====== EXTRACTED RECORDS
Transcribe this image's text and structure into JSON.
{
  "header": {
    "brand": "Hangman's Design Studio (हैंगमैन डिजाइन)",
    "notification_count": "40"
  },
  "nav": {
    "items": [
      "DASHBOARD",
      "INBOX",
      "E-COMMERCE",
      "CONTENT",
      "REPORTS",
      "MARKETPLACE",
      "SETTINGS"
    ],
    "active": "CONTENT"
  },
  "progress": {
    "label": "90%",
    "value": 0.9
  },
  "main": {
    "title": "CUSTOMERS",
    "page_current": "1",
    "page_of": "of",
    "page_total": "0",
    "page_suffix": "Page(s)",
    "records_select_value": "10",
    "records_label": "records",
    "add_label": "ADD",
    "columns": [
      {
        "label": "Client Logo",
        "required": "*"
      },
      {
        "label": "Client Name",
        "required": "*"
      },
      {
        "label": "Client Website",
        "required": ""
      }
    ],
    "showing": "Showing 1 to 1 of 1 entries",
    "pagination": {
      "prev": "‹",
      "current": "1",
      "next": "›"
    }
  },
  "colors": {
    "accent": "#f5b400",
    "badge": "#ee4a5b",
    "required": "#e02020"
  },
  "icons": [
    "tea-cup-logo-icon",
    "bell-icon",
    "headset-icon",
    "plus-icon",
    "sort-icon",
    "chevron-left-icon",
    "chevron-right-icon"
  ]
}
============
TASK: Each line of the listing should be echoed back exactly.

CORRECT RESPONSE:
Transcribe this image's text and structure into JSON.
{
  "header": {
    "brand": "Hangman's Design Studio (हैंगमैन डिजाइन)",
    "notification_count": "40"
  },
  "nav": {
    "items": [
      "DASHBOARD",
      "INBOX",
      "E-COMMERCE",
      "CONTENT",
      "REPORTS",
      "MARKETPLACE",
      "SETTINGS"
    ],
    "active": "CONTENT"
  },
  "progress": {
    "label": "90%",
    "value": 0.9
  },
  "main": {
    "title": "CUSTOMERS",
    "page_current": "1",
    "page_of": "of",
    "page_total": "0",
    "page_suffix": "Page(s)",
    "records_select_value": "10",
    "records_label": "records",
    "add_label": "ADD",
    "columns": [
      {
        "label": "Client Logo",
        "required": "*"
      },
      {
        "label": "Client Name",
        "required": "*"
      },
      {
        "label": "Client Website",
        "required": ""
      }
    ],
    "showing": "Showing 1 to 1 of 1 entries",
    "pagination": {
      "prev": "‹",
      "current": "1",
      "next": "›"
    }
  },
  "colors": {
    "accent": "#f5b400",
    "badge": "#ee4a5b",
    "required": "#e02020"
  },
  "icons": [
    "tea-cup-logo-icon",
    "bell-icon",
    "headset-icon",
    "plus-icon",
    "sort-icon",
    "chevron-left-icon",
    "chevron-right-icon"
  ]
}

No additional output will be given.